=== Supplied records ===
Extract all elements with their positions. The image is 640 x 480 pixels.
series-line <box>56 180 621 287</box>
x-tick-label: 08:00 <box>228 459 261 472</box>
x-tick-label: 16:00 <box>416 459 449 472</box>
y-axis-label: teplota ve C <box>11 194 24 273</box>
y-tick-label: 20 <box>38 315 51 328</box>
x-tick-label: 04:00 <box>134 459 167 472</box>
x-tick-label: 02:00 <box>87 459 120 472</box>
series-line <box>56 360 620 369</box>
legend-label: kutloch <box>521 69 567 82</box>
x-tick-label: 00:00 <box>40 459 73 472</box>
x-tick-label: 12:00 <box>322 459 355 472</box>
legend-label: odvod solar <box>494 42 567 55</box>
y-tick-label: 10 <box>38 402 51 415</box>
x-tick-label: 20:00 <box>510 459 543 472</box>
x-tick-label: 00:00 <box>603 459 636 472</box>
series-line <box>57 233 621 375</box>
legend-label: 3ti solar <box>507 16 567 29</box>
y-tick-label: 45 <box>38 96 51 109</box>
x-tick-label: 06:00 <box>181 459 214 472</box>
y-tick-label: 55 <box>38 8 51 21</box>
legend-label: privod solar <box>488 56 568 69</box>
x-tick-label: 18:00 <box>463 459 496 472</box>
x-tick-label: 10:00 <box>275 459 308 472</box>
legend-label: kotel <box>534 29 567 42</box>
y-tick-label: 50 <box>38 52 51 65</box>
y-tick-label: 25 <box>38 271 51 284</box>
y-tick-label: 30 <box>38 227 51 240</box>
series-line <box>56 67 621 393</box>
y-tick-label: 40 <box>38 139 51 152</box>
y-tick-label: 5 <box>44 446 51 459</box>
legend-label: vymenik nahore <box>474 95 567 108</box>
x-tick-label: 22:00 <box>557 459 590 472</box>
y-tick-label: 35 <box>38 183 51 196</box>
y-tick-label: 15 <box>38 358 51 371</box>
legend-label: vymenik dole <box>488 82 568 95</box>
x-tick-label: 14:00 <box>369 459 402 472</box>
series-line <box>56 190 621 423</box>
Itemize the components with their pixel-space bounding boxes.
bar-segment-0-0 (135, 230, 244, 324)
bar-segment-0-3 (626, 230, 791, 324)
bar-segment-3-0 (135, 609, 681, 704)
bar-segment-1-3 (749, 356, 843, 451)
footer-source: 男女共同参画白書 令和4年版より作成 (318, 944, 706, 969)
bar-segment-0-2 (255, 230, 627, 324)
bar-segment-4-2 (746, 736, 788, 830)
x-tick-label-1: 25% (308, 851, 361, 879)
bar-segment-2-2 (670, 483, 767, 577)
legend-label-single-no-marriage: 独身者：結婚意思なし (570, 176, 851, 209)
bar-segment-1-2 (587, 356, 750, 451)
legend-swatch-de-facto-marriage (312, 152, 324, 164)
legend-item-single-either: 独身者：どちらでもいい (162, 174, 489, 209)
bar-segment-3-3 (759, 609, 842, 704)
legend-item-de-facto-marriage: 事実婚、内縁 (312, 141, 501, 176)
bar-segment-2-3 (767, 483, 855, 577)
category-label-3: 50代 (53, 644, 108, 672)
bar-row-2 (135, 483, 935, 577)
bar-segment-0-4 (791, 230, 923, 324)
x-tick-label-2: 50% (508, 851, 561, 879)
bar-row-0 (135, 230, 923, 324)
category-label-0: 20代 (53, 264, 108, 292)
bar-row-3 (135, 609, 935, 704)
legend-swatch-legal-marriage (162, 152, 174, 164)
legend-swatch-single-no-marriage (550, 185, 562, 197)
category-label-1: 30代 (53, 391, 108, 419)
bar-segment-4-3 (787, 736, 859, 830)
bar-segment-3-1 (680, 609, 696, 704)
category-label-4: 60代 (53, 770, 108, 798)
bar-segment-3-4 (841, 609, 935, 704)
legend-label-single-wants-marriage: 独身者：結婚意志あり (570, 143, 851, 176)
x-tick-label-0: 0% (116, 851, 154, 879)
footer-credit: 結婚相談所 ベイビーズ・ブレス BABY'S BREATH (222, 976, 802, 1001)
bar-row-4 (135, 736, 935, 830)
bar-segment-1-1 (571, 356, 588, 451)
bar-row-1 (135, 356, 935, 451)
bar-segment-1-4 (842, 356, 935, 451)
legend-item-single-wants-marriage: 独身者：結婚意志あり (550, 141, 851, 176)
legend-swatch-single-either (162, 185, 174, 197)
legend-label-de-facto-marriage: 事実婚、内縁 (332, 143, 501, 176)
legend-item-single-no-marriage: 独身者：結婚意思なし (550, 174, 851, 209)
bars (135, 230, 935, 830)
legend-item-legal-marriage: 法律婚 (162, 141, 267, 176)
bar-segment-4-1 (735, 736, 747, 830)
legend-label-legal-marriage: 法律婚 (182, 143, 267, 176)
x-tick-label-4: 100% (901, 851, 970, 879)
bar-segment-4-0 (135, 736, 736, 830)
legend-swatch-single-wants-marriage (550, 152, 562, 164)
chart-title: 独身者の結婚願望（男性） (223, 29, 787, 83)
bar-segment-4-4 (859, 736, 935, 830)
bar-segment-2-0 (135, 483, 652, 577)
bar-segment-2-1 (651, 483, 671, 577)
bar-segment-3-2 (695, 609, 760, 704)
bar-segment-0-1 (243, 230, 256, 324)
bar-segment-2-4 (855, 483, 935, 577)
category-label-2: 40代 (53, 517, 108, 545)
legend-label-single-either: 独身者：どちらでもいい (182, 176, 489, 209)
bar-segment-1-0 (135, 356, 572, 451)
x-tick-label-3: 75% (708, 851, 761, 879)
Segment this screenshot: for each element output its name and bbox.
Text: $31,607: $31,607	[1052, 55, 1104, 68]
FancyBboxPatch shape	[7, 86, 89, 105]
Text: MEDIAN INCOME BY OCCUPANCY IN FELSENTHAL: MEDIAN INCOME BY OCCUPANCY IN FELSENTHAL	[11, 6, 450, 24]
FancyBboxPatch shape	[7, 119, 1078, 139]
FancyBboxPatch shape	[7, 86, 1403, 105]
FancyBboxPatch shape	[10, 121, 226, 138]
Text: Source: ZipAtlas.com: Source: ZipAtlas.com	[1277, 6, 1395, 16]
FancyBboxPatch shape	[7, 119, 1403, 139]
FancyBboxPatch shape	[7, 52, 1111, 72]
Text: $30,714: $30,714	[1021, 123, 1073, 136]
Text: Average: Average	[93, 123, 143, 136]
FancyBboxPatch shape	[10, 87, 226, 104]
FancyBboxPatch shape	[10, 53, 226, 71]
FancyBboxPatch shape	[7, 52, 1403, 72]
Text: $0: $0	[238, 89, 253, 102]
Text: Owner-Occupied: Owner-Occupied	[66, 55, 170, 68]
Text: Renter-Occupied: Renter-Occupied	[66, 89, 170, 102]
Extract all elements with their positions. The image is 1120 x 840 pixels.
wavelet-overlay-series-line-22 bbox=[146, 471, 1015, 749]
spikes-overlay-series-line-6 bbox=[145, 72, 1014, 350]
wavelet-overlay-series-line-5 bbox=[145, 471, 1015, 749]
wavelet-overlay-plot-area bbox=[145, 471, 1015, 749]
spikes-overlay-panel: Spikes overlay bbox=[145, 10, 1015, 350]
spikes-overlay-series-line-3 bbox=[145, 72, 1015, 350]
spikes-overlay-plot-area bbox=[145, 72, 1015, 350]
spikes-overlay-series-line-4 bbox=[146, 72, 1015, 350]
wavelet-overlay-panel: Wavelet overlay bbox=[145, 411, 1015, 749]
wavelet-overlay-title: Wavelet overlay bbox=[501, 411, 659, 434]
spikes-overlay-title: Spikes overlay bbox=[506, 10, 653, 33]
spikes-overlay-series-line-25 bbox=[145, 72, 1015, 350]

=== Task instructions ===
Output the data above as a Markdown table with a Row column numbering each line and a Line column holding the line itself, leaving out any blank lines.

=== Correct response ===
| Row | Line |
|---|---|
| 1 | Extract all elements with their positions. The image is 640 x 480 pixels. |
| 2 | series-line <box>56 180 621 287</box> |
| 3 | x-tick-label: 08:00 <box>228 459 261 472</box> |
| 4 | x-tick-label: 16:00 <box>416 459 449 472</box> |
| 5 | y-axis-label: teplota ve C <box>11 194 24 273</box> |
| 6 | y-tick-label: 20 <box>38 315 51 328</box> |
| 7 | x-tick-label: 04:00 <box>134 459 167 472</box> |
| 8 | x-tick-label: 02:00 <box>87 459 120 472</box> |
| 9 | series-line <box>56 360 620 369</box> |
| 10 | legend-label: kutloch <box>521 69 567 82</box> |
| 11 | x-tick-label: 00:00 <box>40 459 73 472</box> |
| 12 | x-tick-label: 12:00 <box>322 459 355 472</box> |
| 13 | legend-label: odvod solar <box>494 42 567 55</box> |
| 14 | y-tick-label: 10 <box>38 402 51 415</box> |
| 15 | x-tick-label: 20:00 <box>510 459 543 472</box> |
| 16 | x-tick-label: 00:00 <box>603 459 636 472</box> |
| 17 | series-line <box>57 233 621 375</box> |
| 18 | legend-label: 3ti solar <box>507 16 567 29</box> |
| 19 | y-tick-label: 45 <box>38 96 51 109</box> |
| 20 | x-tick-label: 06:00 <box>181 459 214 472</box> |
| 21 | y-tick-label: 55 <box>38 8 51 21</box> |
| 22 | legend-label: privod solar <box>488 56 568 69</box> |
| 23 | x-tick-label: 18:00 <box>463 459 496 472</box> |
| 24 | x-tick-label: 10:00 <box>275 459 308 472</box> |
| 25 | legend-label: kotel <box>534 29 567 42</box> |
| 26 | y-tick-label: 50 <box>38 52 51 65</box> |
| 27 | y-tick-label: 25 <box>38 271 51 284</box> |
| 28 | y-tick-label: 30 <box>38 227 51 240</box> |
| 29 | series-line <box>56 67 621 393</box> |
| 30 | y-tick-label: 40 <box>38 139 51 152</box> |
| 31 | y-tick-label: 5 <box>44 446 51 459</box> |
| 32 | legend-label: vymenik nahore <box>474 95 567 108</box> |
| 33 | x-tick-label: 22:00 <box>557 459 590 472</box> |
| 34 | y-tick-label: 35 <box>38 183 51 196</box> |
| 35 | y-tick-label: 15 <box>38 358 51 371</box> |
| 36 | legend-label: vymenik dole <box>488 82 568 95</box> |
| 37 | x-tick-label: 14:00 <box>369 459 402 472</box> |
| 38 | series-line <box>56 190 621 423</box> |
| 39 | Itemize the components with their pixel-space bounding boxes. |
| 40 | bar-segment-0-0 (135, 230, 244, 324) |
| 41 | bar-segment-0-3 (626, 230, 791, 324) |
| 42 | bar-segment-3-0 (135, 609, 681, 704) |
| 43 | bar-segment-1-3 (749, 356, 843, 451) |
| 44 | footer-source: 男女共同参画白書 令和4年版より作成 (318, 944, 706, 969) |
| 45 | bar-segment-0-2 (255, 230, 627, 324) |
| 46 | bar-segment-4-2 (746, 736, 788, 830) |
| 47 | x-tick-label-1: 25% (308, 851, 361, 879) |
| 48 | bar-segment-2-2 (670, 483, 767, 577) |
| 49 | legend-label-single-no-marriage: 独身者：結婚意思なし (570, 176, 851, 209) |
| 50 | bar-segment-1-2 (587, 356, 750, 451) |
| 51 | legend-swatch-de-facto-marriage (312, 152, 324, 164) |
| 52 | legend-item-single-either: 独身者：どちらでもいい (162, 174, 489, 209) |
| 53 | bar-segment-3-3 (759, 609, 842, 704) |
| 54 | legend-item-de-facto-marriage: 事実婚、内縁 (312, 141, 501, 176) |
| 55 | bar-segment-2-3 (767, 483, 855, 577) |
| 56 | category-label-3: 50代 (53, 644, 108, 672) |
| 57 | bar-row-2 (135, 483, 935, 577) |
| 58 | bar-segment-0-4 (791, 230, 923, 324) |
| 59 | x-tick-label-2: 50% (508, 851, 561, 879) |
| 60 | bar-row-0 (135, 230, 923, 324) |
| 61 | category-label-0: 20代 (53, 264, 108, 292) |
| 62 | bar-row-3 (135, 609, 935, 704) |
| 63 | legend-swatch-legal-marriage (162, 152, 174, 164) |
| 64 | legend-swatch-single-no-marriage (550, 185, 562, 197) |
| 65 | category-label-1: 30代 (53, 391, 108, 419) |
| 66 | bar-segment-4-3 (787, 736, 859, 830) |
| 67 | bar-segment-3-1 (680, 609, 696, 704) |
| 68 | category-label-4: 60代 (53, 770, 108, 798) |
| 69 | bar-segment-3-4 (841, 609, 935, 704) |
| 70 | legend-label-single-wants-marriage: 独身者：結婚意志あり (570, 143, 851, 176) |
| 71 | x-tick-label-0: 0% (116, 851, 154, 879) |
| 72 | footer-credit: 結婚相談所 ベイビーズ・ブレス BABY'S BREATH (222, 976, 802, 1001) |
| 73 | bar-row-4 (135, 736, 935, 830) |
| 74 | bar-segment-1-1 (571, 356, 588, 451) |
| 75 | bar-row-1 (135, 356, 935, 451) |
| 76 | bar-segment-1-4 (842, 356, 935, 451) |
| 77 | legend-item-single-wants-marriage: 独身者：結婚意志あり (550, 141, 851, 176) |
| 78 | legend-swatch-single-either (162, 185, 174, 197) |
| 79 | legend-label-de-facto-marriage: 事実婚、内縁 (332, 143, 501, 176) |
| 80 | legend-item-single-no-marriage: 独身者：結婚意思なし (550, 174, 851, 209) |
| 81 | bars (135, 230, 935, 830) |
| 82 | legend-item-legal-marriage: 法律婚 (162, 141, 267, 176) |
| 83 | bar-segment-4-1 (735, 736, 747, 830) |
| 84 | legend-label-legal-marriage: 法律婚 (182, 143, 267, 176) |
| 85 | x-tick-label-4: 100% (901, 851, 970, 879) |
| 86 | bar-segment-4-0 (135, 736, 736, 830) |
| 87 | legend-swatch-single-wants-marriage (550, 152, 562, 164) |
| 88 | chart-title: 独身者の結婚願望（男性） (223, 29, 787, 83) |
| 89 | bar-segment-4-4 (859, 736, 935, 830) |
| 90 | bar-segment-2-0 (135, 483, 652, 577) |
| 91 | bar-segment-2-1 (651, 483, 671, 577) |
| 92 | bar-segment-3-2 (695, 609, 760, 704) |
| 93 | bar-segment-0-1 (243, 230, 256, 324) |
| 94 | bar-segment-2-4 (855, 483, 935, 577) |
| 95 | category-label-2: 40代 (53, 517, 108, 545) |
| 96 | legend-label-single-either: 独身者：どちらでもいい (182, 176, 489, 209) |
| 97 | bar-segment-1-0 (135, 356, 572, 451) |
| 98 | x-tick-label-3: 75% (708, 851, 761, 879) |
| 99 | Segment this screenshot: for each element output its name and bbox. |
| 100 | Text: $31,607: $31,607	[1052, 55, 1104, 68] |
| 101 | FancyBboxPatch shape	[7, 86, 89, 105] |
| 102 | Text: MEDIAN INCOME BY OCCUPANCY IN FELSENTHAL: MEDIAN INCOME BY OCCUPANCY IN FELSENTHAL	[11, 6, 450, 24] |
| 103 | FancyBboxPatch shape	[7, 119, 1078, 139] |
| 104 | FancyBboxPatch shape	[7, 86, 1403, 105] |
| 105 | FancyBboxPatch shape	[10, 121, 226, 138] |
| 106 | Text: Source: ZipAtlas.com: Source: ZipAtlas.com	[1277, 6, 1395, 16] |
| 107 | FancyBboxPatch shape	[7, 119, 1403, 139] |
| 108 | FancyBboxPatch shape	[7, 52, 1111, 72] |
| 109 | Text: $30,714: $30,714	[1021, 123, 1073, 136] |
| 110 | Text: Average: Average	[93, 123, 143, 136] |
| 111 | FancyBboxPatch shape	[10, 87, 226, 104] |
| 112 | FancyBboxPatch shape	[10, 53, 226, 71] |
| 113 | FancyBboxPatch shape	[7, 52, 1403, 72] |
| 114 | Text: $0: $0	[238, 89, 253, 102] |
| 115 | Text: Owner-Occupied: Owner-Occupied	[66, 55, 170, 68] |
| 116 | Text: Renter-Occupied: Renter-Occupied	[66, 89, 170, 102] |
| 117 | Extract all elements with their positions. The image is 1120 x 840 pixels. |
| 118 | wavelet-overlay-series-line-22 bbox=[146, 471, 1015, 749] |
| 119 | spikes-overlay-series-line-6 bbox=[145, 72, 1014, 350] |
| 120 | wavelet-overlay-series-line-5 bbox=[145, 471, 1015, 749] |
| 121 | wavelet-overlay-plot-area bbox=[145, 471, 1015, 749] |
| 122 | spikes-overlay-panel: Spikes overlay bbox=[145, 10, 1015, 350] |
| 123 | spikes-overlay-series-line-3 bbox=[145, 72, 1015, 350] |
| 124 | spikes-overlay-plot-area bbox=[145, 72, 1015, 350] |
| 125 | spikes-overlay-series-line-4 bbox=[146, 72, 1015, 350] |
| 126 | wavelet-overlay-panel: Wavelet overlay bbox=[145, 411, 1015, 749] |
| 127 | wavelet-overlay-title: Wavelet overlay bbox=[501, 411, 659, 434] |
| 128 | spikes-overlay-title: Spikes overlay bbox=[506, 10, 653, 33] |
| 129 | spikes-overlay-series-line-25 bbox=[145, 72, 1015, 350] |